● AIM OF THE EXERCISE
Your task is to write out the complete listing exactly as it is shown.

▼

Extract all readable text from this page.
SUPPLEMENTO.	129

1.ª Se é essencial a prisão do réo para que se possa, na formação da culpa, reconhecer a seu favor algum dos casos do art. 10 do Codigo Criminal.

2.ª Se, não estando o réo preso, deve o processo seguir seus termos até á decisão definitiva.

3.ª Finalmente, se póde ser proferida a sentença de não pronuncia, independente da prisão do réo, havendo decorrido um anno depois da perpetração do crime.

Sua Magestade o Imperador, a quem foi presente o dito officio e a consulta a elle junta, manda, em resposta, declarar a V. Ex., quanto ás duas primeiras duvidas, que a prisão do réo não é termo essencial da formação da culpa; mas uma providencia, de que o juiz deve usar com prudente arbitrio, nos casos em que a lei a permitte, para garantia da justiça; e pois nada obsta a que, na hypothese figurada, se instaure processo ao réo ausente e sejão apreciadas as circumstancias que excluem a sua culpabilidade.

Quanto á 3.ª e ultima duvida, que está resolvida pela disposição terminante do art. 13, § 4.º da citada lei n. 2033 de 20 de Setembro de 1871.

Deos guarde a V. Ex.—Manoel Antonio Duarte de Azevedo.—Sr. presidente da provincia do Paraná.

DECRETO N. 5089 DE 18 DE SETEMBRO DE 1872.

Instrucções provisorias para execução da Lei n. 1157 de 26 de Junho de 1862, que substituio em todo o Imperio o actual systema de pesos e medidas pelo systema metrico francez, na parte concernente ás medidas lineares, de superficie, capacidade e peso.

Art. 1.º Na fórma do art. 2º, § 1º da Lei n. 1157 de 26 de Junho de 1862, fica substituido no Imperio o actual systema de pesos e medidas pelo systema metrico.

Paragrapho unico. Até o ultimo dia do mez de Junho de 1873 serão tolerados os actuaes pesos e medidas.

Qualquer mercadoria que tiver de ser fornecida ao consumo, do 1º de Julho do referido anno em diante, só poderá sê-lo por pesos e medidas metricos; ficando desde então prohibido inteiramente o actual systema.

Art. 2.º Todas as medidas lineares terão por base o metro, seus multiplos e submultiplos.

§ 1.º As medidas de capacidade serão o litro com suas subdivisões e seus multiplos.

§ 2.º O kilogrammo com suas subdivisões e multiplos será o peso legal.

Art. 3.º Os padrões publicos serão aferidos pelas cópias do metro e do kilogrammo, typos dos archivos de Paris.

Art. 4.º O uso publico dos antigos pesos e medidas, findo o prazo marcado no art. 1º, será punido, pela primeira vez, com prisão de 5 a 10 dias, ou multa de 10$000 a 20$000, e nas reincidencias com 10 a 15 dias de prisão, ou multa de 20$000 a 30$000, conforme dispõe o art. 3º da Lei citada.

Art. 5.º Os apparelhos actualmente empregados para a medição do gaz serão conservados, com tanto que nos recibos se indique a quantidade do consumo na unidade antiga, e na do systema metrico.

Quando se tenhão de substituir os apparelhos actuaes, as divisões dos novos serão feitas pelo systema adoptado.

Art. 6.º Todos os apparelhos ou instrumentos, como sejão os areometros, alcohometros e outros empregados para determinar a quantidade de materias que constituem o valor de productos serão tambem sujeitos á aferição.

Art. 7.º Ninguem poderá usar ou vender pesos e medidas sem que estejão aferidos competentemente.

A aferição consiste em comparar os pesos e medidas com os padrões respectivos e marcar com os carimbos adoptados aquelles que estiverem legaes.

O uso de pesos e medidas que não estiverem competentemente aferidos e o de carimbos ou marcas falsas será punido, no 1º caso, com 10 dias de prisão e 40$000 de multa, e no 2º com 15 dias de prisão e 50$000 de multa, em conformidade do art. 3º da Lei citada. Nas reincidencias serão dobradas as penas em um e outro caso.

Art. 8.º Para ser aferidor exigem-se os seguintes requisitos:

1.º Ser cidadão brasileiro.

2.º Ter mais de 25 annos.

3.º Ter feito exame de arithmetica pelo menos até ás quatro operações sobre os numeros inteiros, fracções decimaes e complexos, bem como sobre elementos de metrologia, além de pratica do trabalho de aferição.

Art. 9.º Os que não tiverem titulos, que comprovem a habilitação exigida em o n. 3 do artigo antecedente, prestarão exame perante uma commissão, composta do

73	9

▲

● SOLUTION BELOW
Extract all readable text from this page.
SUPPLEMENTO.	129

1.ª Se é essencial a prisão do réo para que se possa, na formação da culpa, reconhecer a seu favor algum dos casos do art. 10 do Codigo Criminal.

2.ª Se, não estando o réo preso, deve o processo seguir seus termos até á decisão definitiva.

3.ª Finalmente, se póde ser proferida a sentença de não pronuncia, independente da prisão do réo, havendo decorrido um anno depois da perpetração do crime.

Sua Magestade o Imperador, a quem foi presente o dito officio e a consulta a elle junta, manda, em resposta, declarar a V. Ex., quanto ás duas primeiras duvidas, que a prisão do réo não é termo essencial da formação da culpa; mas uma providencia, de que o juiz deve usar com prudente arbitrio, nos casos em que a lei a permitte, para garantia da justiça; e pois nada obsta a que, na hypothese figurada, se instaure processo ao réo ausente e sejão apreciadas as circumstancias que excluem a sua culpabilidade.

Quanto á 3.ª e ultima duvida, que está resolvida pela disposição terminante do art. 13, § 4.º da citada lei n. 2033 de 20 de Setembro de 1871.

Deos guarde a V. Ex.—Manoel Antonio Duarte de Azevedo.—Sr. presidente da provincia do Paraná.

DECRETO N. 5089 DE 18 DE SETEMBRO DE 1872.

Instrucções provisorias para execução da Lei n. 1157 de 26 de Junho de 1862, que substituio em todo o Imperio o actual systema de pesos e medidas pelo systema metrico francez, na parte concernente ás medidas lineares, de superficie, capacidade e peso.

Art. 1.º Na fórma do art. 2º, § 1º da Lei n. 1157 de 26 de Junho de 1862, fica substituido no Imperio o actual systema de pesos e medidas pelo systema metrico.

Paragrapho unico. Até o ultimo dia do mez de Junho de 1873 serão tolerados os actuaes pesos e medidas.

Qualquer mercadoria que tiver de ser fornecida ao consumo, do 1º de Julho do referido anno em diante, só poderá sê-lo por pesos e medidas metricos; ficando desde então prohibido inteiramente o actual systema.

Art. 2.º Todas as medidas lineares terão por base o metro, seus multiplos e submultiplos.

§ 1.º As medidas de capacidade serão o litro com suas subdivisões e seus multiplos.

§ 2.º O kilogrammo com suas subdivisões e multiplos será o peso legal.

Art. 3.º Os padrões publicos serão aferidos pelas cópias do metro e do kilogrammo, typos dos archivos de Paris.

Art. 4.º O uso publico dos antigos pesos e medidas, findo o prazo marcado no art. 1º, será punido, pela primeira vez, com prisão de 5 a 10 dias, ou multa de 10$000 a 20$000, e nas reincidencias com 10 a 15 dias de prisão, ou multa de 20$000 a 30$000, conforme dispõe o art. 3º da Lei citada.

Art. 5.º Os apparelhos actualmente empregados para a medição do gaz serão conservados, com tanto que nos recibos se indique a quantidade do consumo na unidade antiga, e na do systema metrico.

Quando se tenhão de substituir os apparelhos actuaes, as divisões dos novos serão feitas pelo systema adoptado.

Art. 6.º Todos os apparelhos ou instrumentos, como sejão os areometros, alcohometros e outros empregados para determinar a quantidade de materias que constituem o valor de productos serão tambem sujeitos á aferição.

Art. 7.º Ninguem poderá usar ou vender pesos e medidas sem que estejão aferidos competentemente.

A aferição consiste em comparar os pesos e medidas com os padrões respectivos e marcar com os carimbos adoptados aquelles que estiverem legaes.

O uso de pesos e medidas que não estiverem competentemente aferidos e o de carimbos ou marcas falsas será punido, no 1º caso, com 10 dias de prisão e 40$000 de multa, e no 2º com 15 dias de prisão e 50$000 de multa, em conformidade do art. 3º da Lei citada. Nas reincidencias serão dobradas as penas em um e outro caso.

Art. 8.º Para ser aferidor exigem-se os seguintes requisitos:

1.º Ser cidadão brasileiro.

2.º Ter mais de 25 annos.

3.º Ter feito exame de arithmetica pelo menos até ás quatro operações sobre os numeros inteiros, fracções decimaes e complexos, bem como sobre elementos de metrologia, além de pratica do trabalho de aferição.

Art. 9.º Os que não tiverem titulos, que comprovem a habilitação exigida em o n. 3 do artigo antecedente, prestarão exame perante uma commissão, composta do

73	9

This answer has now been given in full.